■ YOUR OBJECTIVE
Find the lines with the string "κατὰ" and return them.
begin THE INPUT
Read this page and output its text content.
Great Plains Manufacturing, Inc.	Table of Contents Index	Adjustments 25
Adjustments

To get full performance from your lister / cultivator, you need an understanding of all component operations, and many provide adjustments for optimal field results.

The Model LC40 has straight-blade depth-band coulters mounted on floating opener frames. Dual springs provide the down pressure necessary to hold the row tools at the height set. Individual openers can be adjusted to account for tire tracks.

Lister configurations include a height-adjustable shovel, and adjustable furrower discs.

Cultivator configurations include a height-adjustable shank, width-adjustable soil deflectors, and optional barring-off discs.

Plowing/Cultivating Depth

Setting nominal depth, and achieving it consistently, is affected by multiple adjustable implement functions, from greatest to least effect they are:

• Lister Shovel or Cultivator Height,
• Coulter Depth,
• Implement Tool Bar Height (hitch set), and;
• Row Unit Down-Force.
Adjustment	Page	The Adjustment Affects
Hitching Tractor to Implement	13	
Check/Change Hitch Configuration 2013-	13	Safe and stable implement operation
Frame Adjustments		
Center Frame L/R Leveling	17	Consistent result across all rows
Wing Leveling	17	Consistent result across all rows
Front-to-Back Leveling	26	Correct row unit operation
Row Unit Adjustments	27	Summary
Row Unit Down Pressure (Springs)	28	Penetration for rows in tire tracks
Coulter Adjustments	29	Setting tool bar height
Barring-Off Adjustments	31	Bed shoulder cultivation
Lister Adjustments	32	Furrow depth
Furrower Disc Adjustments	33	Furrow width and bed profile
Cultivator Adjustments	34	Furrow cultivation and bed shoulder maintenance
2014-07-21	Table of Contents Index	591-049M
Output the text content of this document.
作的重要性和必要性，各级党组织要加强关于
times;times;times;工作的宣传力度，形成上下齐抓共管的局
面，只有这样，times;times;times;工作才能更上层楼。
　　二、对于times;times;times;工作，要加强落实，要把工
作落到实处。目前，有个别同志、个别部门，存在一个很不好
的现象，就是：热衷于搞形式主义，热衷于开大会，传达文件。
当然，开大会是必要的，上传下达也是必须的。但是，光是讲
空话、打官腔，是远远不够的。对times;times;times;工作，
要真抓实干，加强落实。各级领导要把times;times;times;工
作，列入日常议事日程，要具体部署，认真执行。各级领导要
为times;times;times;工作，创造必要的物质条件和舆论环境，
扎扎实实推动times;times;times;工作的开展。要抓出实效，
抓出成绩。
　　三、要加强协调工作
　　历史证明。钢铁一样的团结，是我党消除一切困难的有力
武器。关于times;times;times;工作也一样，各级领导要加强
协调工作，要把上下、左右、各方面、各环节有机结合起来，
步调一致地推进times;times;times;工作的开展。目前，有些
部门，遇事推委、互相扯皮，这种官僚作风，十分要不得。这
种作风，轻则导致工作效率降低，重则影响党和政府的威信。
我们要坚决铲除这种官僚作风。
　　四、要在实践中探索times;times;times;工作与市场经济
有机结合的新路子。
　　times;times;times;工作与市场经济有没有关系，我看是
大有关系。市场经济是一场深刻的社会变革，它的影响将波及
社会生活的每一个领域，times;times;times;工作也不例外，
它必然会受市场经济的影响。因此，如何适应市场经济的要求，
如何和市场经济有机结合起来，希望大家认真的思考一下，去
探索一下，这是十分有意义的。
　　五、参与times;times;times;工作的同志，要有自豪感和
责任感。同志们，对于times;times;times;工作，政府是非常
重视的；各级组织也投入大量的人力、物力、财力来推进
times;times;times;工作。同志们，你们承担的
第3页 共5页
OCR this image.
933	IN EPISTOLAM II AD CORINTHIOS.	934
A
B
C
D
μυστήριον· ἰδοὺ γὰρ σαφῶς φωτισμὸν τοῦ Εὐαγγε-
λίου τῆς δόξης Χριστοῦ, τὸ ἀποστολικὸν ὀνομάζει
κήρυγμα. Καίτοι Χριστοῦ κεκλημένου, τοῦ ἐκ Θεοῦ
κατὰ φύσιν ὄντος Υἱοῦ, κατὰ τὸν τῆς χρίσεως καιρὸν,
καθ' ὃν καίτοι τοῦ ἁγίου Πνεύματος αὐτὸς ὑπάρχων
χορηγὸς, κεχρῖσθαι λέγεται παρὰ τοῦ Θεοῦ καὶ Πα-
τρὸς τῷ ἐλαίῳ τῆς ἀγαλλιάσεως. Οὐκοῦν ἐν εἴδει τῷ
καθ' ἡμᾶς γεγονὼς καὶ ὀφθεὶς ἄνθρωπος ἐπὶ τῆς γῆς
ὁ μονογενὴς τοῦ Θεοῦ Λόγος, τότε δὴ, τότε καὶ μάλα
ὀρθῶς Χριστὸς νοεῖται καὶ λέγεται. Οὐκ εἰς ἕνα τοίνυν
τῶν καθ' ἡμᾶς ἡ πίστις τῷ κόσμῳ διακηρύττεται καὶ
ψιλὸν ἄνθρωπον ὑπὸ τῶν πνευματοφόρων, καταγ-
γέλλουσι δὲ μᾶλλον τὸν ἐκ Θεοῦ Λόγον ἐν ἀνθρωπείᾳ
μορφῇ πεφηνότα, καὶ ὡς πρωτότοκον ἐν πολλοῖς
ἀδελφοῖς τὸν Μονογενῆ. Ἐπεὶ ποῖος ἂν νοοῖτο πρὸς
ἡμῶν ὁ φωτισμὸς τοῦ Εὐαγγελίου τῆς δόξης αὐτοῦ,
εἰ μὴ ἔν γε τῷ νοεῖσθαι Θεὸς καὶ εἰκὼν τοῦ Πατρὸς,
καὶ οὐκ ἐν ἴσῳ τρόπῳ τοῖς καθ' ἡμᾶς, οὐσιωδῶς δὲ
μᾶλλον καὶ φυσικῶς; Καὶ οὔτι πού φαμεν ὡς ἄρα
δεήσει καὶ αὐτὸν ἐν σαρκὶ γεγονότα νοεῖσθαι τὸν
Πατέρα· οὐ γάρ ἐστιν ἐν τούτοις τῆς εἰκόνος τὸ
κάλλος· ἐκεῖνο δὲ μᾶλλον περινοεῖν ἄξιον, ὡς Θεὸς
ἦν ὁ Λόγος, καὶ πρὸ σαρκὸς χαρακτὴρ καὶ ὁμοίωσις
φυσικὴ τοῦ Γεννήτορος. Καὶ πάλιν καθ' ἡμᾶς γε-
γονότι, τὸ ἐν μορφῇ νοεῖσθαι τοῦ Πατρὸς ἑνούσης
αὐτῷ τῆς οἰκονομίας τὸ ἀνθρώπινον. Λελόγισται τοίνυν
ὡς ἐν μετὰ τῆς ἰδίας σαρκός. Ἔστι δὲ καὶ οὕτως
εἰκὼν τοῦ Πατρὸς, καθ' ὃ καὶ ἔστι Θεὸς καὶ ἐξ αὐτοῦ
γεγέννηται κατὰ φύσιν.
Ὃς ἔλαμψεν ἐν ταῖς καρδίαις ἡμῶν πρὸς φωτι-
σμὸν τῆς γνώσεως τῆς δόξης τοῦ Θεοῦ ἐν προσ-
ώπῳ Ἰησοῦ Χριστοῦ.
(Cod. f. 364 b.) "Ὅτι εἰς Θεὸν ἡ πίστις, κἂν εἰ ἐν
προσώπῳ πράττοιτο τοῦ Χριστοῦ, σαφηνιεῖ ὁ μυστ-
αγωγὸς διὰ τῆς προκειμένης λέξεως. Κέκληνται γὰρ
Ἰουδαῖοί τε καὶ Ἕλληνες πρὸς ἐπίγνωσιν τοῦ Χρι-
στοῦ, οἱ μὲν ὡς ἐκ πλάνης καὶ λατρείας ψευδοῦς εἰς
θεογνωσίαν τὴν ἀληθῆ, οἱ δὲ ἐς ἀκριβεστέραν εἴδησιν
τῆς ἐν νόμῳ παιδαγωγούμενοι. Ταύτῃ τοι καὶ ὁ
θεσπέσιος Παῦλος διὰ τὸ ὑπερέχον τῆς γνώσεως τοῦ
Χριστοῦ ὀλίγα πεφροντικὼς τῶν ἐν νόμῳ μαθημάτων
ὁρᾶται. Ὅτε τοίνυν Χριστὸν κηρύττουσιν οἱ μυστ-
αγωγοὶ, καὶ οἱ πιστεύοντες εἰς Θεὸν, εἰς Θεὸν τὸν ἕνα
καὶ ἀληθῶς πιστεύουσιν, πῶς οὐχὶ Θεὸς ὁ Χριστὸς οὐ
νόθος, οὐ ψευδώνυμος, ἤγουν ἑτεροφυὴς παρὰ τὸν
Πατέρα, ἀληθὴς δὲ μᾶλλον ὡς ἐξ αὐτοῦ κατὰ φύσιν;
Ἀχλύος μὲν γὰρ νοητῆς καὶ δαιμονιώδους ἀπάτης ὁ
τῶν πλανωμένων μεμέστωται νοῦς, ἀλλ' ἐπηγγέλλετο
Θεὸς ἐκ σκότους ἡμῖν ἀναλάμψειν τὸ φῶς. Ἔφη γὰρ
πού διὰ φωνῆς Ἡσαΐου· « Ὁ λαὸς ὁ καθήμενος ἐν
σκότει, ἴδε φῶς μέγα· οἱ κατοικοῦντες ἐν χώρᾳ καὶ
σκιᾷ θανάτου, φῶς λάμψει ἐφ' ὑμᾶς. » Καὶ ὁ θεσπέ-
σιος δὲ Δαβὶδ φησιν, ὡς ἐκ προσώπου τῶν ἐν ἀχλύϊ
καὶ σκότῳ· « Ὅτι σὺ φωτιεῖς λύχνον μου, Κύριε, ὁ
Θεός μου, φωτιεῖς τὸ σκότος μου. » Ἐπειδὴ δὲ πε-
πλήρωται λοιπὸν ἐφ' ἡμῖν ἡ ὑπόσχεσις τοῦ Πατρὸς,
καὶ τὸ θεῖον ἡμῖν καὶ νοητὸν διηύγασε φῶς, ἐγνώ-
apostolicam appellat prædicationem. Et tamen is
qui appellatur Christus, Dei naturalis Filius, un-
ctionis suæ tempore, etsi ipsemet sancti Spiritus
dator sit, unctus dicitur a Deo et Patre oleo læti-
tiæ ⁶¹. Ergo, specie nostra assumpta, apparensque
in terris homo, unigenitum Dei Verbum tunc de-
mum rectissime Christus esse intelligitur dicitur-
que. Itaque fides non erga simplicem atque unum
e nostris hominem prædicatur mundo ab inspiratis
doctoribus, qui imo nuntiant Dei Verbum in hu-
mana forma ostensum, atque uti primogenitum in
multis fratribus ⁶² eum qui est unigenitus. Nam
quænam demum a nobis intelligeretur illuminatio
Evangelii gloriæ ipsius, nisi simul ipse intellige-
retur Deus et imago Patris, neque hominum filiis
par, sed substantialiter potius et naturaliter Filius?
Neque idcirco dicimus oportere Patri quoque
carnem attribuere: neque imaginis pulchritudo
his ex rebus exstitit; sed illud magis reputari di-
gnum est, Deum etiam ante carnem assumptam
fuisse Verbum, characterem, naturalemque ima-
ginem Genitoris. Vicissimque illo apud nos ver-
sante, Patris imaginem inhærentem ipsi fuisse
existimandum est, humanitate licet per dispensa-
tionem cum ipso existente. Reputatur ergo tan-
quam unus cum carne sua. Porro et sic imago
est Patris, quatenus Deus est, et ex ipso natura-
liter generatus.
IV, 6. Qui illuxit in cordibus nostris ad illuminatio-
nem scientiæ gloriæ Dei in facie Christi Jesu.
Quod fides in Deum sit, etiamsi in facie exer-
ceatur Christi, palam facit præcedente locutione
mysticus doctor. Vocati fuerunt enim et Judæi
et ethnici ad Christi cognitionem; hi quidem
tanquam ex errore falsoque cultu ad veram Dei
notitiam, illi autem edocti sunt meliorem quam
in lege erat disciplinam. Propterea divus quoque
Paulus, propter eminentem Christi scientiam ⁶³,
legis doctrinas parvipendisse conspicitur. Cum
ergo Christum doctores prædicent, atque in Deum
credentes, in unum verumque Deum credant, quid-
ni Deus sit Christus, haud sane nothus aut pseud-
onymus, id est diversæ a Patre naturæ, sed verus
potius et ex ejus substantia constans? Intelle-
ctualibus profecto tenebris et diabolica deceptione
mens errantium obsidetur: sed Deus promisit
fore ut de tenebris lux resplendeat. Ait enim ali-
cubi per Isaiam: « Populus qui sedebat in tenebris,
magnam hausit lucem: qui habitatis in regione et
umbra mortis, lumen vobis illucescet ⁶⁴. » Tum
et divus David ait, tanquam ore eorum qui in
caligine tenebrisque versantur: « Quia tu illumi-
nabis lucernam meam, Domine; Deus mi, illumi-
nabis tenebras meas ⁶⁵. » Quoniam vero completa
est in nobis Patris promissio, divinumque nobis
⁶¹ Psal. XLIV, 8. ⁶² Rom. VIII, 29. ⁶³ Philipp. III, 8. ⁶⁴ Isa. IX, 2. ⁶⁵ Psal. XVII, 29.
end THE INPUT
■ FINAL RESULT
κατὰ φύσιν ὄντος Υἱοῦ, κατὰ τὸν τῆς χρίσεως καιρὸν,
γεγέννηται κατὰ φύσιν.
Πατέρα, ἀληθὴς δὲ μᾶλλον ὡς ἐξ αὐτοῦ κατὰ φύσιν;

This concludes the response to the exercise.